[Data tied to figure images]
────────

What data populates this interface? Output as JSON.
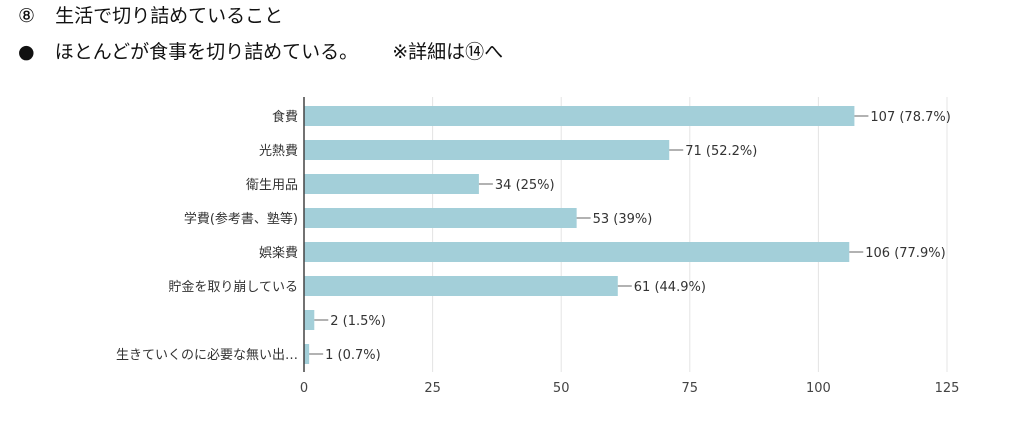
{
  "header": {
    "line1_marker": "⑧",
    "line1_text": "生活で切り詰めていること",
    "line2_marker": "●",
    "line2_text": "ほとんどが食事を切り詰めている。",
    "line2_note": "※詳細は⑭へ"
  },
  "chart_data": {
    "type": "bar",
    "orientation": "horizontal",
    "categories": [
      "食費",
      "光熱費",
      "衛生用品",
      "学費(参考書、塾等)",
      "娯楽費",
      "貯金を取り崩している",
      "",
      "生きていくのに必要な無い出…"
    ],
    "values": [
      107,
      71,
      34,
      53,
      106,
      61,
      2,
      1
    ],
    "data_labels": [
      "107 (78.7%)",
      "71 (52.2%)",
      "34 (25%)",
      "53 (39%)",
      "106 (77.9%)",
      "61 (44.9%)",
      "2 (1.5%)",
      "1 (0.7%)"
    ],
    "xlim": [
      0,
      125
    ],
    "xticks": [
      "0",
      "25",
      "50",
      "75",
      "100",
      "125"
    ],
    "grid": true,
    "colors": {
      "bar": "#a3cfd9",
      "grid": "#e4e4e4",
      "axis": "#444444"
    }
  }
}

────────

Transcribe all the records above word for word, without their images.

• Worked answer:
What data populates this interface? Output as JSON.
{
  "header": {
    "line1_marker": "⑧",
    "line1_text": "生活で切り詰めていること",
    "line2_marker": "●",
    "line2_text": "ほとんどが食事を切り詰めている。",
    "line2_note": "※詳細は⑭へ"
  },
  "chart_data": {
    "type": "bar",
    "orientation": "horizontal",
    "categories": [
      "食費",
      "光熱費",
      "衛生用品",
      "学費(参考書、塾等)",
      "娯楽費",
      "貯金を取り崩している",
      "",
      "生きていくのに必要な無い出…"
    ],
    "values": [
      107,
      71,
      34,
      53,
      106,
      61,
      2,
      1
    ],
    "data_labels": [
      "107 (78.7%)",
      "71 (52.2%)",
      "34 (25%)",
      "53 (39%)",
      "106 (77.9%)",
      "61 (44.9%)",
      "2 (1.5%)",
      "1 (0.7%)"
    ],
    "xlim": [
      0,
      125
    ],
    "xticks": [
      "0",
      "25",
      "50",
      "75",
      "100",
      "125"
    ],
    "grid": true,
    "colors": {
      "bar": "#a3cfd9",
      "grid": "#e4e4e4",
      "axis": "#444444"
    }
  }
}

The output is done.